▶ [Given task]:
Find each line containing the string "cleaning". Copy it.

----------------

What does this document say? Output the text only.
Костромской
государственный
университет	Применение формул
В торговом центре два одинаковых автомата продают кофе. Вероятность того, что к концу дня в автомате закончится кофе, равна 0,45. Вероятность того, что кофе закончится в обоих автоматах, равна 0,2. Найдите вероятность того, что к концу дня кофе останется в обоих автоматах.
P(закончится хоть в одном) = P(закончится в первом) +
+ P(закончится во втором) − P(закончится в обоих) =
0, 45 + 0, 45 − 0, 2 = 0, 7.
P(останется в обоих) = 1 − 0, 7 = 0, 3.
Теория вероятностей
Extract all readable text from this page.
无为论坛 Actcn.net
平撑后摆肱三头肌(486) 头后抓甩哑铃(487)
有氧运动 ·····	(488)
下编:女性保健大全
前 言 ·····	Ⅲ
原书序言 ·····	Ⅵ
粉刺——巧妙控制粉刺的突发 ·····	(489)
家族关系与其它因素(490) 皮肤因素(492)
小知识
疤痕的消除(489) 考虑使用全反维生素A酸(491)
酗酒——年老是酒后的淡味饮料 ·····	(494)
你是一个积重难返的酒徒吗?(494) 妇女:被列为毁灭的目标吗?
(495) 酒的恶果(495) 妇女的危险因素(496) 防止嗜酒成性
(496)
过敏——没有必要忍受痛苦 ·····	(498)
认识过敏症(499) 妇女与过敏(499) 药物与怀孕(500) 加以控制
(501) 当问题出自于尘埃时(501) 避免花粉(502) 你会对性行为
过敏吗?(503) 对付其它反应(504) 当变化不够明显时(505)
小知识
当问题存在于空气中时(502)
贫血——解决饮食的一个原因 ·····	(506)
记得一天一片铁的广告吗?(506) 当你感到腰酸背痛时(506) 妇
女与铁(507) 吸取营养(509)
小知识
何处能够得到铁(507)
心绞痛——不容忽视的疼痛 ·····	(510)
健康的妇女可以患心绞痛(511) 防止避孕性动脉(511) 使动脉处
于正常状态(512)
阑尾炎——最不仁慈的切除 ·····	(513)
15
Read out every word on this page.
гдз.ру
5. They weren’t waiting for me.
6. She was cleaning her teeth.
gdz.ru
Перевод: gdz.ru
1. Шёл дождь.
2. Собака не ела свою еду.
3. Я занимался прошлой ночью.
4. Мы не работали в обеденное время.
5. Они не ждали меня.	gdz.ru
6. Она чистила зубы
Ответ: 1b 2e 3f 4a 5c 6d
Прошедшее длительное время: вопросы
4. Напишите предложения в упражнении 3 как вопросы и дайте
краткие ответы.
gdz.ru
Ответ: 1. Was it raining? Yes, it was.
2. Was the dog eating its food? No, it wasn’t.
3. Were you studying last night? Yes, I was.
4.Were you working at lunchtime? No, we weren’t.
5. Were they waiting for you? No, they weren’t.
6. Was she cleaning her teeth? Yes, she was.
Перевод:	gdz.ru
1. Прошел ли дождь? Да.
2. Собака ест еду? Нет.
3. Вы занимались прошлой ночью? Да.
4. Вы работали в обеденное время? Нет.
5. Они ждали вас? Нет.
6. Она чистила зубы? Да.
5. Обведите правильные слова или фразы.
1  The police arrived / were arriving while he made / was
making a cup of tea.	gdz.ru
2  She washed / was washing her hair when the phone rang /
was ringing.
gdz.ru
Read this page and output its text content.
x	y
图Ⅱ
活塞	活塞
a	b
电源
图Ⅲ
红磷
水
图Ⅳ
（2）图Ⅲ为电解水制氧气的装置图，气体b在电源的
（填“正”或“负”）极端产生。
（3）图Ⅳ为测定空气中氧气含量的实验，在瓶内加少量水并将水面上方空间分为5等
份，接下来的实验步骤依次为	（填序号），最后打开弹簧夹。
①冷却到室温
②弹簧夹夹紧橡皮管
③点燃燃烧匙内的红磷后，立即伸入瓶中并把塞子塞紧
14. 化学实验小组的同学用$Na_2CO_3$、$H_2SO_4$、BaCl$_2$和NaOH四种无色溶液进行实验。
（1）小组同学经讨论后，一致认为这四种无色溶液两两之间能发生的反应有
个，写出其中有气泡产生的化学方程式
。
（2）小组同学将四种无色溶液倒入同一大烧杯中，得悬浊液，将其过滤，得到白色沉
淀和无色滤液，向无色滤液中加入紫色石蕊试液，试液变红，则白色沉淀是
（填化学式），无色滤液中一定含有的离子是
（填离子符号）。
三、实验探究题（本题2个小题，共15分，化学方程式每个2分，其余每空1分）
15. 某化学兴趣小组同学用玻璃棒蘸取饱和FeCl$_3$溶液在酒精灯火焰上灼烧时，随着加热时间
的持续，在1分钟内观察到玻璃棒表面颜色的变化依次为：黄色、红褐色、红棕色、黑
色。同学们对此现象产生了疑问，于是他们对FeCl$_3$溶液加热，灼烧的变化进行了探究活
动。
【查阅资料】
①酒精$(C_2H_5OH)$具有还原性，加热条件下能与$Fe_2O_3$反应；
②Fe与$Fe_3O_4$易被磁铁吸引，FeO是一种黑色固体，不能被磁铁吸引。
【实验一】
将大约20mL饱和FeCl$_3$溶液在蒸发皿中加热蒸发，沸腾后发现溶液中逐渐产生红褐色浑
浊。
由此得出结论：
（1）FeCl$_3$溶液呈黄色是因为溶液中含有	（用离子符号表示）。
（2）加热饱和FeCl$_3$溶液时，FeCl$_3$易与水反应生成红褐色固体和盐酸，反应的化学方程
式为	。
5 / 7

----------------

▶ [Completed task]:
6. She was cleaning her teeth.
6. Was she cleaning her teeth? Yes, she was.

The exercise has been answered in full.